** start Given records **
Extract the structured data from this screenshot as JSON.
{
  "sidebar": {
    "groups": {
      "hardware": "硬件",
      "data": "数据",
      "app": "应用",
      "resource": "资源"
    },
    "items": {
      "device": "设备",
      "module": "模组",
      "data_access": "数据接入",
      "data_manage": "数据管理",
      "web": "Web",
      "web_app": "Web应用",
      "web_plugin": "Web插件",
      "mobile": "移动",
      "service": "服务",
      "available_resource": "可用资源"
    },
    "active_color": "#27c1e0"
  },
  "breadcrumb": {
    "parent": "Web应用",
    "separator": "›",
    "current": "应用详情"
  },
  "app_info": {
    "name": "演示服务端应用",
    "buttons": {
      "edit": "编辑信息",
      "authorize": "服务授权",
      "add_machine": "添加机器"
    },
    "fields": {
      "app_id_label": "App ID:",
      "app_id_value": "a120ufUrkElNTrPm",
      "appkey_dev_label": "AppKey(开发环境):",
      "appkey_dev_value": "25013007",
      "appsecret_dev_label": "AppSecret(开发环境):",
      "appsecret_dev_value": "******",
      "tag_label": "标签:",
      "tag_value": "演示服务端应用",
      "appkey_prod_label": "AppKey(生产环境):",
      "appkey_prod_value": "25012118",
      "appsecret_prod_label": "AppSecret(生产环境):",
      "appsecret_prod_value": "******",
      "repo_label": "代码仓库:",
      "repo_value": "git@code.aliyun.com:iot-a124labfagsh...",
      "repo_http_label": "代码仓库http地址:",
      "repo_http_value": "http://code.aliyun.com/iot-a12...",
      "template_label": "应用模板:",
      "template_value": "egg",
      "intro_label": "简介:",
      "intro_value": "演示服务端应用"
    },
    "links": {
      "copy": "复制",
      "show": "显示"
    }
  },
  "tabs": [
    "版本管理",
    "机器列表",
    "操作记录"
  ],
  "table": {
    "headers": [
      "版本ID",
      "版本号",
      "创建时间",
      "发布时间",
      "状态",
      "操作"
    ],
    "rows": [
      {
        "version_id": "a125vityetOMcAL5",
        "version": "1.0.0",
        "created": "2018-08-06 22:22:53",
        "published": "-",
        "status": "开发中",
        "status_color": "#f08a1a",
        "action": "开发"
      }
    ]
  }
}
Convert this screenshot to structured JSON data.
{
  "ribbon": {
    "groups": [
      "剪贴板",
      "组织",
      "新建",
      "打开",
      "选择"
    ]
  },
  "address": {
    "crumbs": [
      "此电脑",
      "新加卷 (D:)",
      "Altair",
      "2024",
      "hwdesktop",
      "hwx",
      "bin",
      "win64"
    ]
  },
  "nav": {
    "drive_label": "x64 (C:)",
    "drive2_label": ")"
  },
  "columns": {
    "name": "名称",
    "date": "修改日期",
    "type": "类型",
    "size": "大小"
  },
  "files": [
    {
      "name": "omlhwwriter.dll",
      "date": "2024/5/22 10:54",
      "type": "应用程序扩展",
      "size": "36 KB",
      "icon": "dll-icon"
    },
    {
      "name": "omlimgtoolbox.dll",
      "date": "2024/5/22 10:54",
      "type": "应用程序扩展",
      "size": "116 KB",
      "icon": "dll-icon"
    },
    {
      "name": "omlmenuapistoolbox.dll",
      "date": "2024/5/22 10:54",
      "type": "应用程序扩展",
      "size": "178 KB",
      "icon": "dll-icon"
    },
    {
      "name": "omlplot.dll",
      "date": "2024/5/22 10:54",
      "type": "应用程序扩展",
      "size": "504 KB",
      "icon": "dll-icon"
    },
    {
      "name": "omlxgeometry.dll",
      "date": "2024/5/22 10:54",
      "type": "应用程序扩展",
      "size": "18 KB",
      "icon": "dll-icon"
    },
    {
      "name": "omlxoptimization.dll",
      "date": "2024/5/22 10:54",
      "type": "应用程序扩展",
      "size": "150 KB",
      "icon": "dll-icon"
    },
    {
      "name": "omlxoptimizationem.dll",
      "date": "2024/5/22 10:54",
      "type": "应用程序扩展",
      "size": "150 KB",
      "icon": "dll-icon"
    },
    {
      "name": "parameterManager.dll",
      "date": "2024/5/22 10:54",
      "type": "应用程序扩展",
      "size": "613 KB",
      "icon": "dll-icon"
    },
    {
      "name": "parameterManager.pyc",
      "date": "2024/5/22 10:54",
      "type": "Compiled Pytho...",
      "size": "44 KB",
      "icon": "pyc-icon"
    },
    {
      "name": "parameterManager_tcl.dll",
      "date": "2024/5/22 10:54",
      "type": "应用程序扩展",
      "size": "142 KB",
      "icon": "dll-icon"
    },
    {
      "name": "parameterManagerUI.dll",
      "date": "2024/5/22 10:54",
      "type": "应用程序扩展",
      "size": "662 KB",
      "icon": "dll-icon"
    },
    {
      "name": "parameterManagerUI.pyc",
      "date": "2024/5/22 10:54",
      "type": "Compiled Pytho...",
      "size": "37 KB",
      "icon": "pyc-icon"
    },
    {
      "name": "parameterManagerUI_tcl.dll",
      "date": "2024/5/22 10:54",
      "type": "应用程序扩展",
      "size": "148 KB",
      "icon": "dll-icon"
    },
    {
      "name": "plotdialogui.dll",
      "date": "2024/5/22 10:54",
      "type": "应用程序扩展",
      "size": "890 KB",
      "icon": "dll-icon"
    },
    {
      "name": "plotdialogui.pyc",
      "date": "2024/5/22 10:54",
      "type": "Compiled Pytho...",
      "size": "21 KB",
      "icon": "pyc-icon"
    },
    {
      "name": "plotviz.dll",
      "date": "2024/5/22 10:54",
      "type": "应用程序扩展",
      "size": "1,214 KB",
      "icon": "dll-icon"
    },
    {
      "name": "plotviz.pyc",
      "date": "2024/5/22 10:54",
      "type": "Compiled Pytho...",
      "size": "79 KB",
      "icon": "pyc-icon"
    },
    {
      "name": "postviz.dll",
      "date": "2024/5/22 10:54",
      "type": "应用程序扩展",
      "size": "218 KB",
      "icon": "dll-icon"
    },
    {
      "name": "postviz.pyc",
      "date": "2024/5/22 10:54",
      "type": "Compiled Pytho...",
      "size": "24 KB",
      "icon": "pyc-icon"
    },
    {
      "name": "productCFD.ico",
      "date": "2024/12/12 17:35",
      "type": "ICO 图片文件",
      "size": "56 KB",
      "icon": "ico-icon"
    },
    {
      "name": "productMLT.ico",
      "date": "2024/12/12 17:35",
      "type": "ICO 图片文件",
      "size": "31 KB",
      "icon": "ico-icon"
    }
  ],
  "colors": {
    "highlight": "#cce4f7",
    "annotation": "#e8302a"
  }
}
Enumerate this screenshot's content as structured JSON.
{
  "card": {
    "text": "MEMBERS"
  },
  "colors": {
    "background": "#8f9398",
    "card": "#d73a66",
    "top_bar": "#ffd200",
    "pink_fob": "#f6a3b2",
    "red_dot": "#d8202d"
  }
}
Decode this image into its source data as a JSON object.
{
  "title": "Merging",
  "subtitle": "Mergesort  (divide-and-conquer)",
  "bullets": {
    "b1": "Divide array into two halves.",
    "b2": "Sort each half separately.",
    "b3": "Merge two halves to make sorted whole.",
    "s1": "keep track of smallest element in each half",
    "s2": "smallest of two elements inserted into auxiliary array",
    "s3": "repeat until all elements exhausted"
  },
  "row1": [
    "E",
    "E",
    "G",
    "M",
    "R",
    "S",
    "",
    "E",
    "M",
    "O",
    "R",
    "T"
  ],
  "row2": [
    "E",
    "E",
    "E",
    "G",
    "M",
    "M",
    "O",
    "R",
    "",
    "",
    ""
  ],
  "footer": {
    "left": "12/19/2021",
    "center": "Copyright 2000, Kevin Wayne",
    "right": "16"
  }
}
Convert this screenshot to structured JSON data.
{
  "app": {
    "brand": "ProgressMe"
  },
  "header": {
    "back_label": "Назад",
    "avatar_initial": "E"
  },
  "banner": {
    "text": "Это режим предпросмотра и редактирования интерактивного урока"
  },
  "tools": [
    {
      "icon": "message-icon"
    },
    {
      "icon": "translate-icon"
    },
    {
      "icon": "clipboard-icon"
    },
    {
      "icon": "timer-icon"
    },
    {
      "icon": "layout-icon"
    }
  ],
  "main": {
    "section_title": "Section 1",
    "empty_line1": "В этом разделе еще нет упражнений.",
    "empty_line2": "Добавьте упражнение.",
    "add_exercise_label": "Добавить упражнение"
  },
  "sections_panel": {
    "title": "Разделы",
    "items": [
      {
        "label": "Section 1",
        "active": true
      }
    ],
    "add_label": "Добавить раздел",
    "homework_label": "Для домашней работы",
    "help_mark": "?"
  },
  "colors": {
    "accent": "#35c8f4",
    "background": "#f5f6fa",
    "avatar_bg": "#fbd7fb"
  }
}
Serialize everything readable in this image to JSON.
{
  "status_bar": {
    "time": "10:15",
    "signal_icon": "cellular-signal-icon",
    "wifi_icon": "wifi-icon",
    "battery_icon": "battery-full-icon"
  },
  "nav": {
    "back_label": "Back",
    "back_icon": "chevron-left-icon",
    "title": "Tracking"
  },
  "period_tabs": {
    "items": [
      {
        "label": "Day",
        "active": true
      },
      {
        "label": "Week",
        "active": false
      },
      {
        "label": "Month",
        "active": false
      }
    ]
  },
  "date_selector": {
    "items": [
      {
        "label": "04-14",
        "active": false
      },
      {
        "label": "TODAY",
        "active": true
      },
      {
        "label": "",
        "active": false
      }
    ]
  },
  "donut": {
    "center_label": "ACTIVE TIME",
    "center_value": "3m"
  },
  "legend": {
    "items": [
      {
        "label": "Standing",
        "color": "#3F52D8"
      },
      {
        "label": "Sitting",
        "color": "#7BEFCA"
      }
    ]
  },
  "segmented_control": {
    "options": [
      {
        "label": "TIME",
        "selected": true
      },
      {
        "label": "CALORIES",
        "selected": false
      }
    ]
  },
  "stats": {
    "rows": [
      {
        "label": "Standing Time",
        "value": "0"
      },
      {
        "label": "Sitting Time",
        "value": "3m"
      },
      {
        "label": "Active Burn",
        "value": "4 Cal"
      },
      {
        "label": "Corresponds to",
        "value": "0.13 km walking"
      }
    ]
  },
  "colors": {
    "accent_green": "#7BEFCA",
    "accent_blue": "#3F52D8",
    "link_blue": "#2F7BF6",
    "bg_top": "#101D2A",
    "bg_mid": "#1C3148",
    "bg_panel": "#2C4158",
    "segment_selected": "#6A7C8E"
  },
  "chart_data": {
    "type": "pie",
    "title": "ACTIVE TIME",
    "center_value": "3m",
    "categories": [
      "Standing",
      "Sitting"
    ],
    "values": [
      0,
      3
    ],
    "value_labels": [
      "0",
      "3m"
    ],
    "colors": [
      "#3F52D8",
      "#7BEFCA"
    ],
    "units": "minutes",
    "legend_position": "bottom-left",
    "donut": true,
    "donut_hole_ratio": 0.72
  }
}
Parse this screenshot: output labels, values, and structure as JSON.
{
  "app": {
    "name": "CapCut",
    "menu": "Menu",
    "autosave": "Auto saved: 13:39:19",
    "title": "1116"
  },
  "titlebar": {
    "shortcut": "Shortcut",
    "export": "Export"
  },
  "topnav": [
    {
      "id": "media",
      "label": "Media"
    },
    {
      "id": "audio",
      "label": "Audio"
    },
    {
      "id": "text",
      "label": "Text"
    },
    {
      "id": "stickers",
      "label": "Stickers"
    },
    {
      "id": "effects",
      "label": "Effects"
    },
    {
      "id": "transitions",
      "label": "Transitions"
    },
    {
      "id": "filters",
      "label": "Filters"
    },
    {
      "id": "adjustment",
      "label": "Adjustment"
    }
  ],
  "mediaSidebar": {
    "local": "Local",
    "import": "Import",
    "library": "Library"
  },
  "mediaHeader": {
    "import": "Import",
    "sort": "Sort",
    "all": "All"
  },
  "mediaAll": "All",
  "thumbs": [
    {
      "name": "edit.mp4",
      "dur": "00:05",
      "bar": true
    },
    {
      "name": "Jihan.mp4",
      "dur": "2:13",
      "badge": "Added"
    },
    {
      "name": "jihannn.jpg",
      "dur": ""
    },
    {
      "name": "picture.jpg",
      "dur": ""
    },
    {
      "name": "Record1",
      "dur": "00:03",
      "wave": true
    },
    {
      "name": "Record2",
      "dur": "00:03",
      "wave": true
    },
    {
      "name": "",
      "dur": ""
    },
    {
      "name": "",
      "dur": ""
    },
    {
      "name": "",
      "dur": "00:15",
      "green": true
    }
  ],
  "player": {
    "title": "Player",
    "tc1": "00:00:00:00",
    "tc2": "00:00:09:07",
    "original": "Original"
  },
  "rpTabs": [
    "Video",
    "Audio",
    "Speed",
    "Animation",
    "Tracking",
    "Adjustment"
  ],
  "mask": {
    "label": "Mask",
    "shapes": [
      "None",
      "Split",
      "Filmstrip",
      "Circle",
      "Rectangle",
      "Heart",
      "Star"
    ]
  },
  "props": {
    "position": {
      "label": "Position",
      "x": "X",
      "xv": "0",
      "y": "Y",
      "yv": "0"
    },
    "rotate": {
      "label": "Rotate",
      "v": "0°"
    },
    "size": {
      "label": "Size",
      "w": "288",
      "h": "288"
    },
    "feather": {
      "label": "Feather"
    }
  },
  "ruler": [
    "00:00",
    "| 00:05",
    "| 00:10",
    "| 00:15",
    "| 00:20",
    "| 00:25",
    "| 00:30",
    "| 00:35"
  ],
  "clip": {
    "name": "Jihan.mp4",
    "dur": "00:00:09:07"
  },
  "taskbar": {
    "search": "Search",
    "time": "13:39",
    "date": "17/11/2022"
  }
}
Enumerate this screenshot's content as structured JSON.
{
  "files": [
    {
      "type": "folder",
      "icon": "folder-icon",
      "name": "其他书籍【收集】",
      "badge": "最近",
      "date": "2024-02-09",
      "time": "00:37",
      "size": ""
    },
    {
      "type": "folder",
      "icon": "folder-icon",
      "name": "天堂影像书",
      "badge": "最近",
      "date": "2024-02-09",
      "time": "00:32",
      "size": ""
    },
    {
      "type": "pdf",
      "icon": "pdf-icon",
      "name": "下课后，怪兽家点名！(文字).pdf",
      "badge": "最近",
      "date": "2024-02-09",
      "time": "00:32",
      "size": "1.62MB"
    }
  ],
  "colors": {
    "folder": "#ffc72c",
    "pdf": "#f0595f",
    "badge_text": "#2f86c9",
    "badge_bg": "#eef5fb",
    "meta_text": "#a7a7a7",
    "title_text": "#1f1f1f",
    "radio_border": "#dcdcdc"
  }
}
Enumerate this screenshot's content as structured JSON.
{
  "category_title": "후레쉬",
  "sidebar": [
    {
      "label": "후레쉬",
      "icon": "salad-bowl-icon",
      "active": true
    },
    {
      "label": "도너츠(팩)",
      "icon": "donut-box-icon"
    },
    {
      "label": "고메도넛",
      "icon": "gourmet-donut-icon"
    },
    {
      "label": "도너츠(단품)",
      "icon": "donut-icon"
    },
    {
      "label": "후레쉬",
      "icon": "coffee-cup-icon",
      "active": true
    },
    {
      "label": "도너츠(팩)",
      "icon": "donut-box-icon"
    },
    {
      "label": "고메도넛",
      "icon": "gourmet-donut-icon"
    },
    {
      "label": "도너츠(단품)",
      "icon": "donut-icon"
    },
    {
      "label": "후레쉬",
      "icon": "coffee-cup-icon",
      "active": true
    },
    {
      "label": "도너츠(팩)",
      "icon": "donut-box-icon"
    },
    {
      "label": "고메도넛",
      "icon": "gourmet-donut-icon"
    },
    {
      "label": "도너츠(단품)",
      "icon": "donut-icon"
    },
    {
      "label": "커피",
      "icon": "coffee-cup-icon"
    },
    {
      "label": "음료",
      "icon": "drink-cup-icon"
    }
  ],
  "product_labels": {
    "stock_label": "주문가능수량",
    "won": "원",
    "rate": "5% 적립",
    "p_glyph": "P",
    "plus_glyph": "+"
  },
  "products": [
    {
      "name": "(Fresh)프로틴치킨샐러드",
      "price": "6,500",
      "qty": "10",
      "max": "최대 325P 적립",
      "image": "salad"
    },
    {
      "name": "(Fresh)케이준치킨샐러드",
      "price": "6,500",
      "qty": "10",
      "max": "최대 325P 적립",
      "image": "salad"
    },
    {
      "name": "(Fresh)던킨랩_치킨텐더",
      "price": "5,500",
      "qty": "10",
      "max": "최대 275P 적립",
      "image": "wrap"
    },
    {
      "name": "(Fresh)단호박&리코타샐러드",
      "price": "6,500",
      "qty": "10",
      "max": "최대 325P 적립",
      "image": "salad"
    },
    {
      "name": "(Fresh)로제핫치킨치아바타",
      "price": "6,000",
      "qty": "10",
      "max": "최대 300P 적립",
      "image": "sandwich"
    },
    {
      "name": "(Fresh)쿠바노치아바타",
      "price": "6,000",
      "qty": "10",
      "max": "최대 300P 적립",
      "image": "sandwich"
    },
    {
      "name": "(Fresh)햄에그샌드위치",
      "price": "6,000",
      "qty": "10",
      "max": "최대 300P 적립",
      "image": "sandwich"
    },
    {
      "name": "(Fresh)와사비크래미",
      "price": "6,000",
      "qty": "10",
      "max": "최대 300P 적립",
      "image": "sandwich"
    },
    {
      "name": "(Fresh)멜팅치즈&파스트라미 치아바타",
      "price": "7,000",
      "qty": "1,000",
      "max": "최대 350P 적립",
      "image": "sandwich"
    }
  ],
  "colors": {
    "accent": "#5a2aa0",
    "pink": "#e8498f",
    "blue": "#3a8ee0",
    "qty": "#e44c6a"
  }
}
** end Given records **
Show the lines of the records that contain the word "halves".

    "b1": "Divide array into two halves.",
    "b3": "Merge two halves to make sorted whole.",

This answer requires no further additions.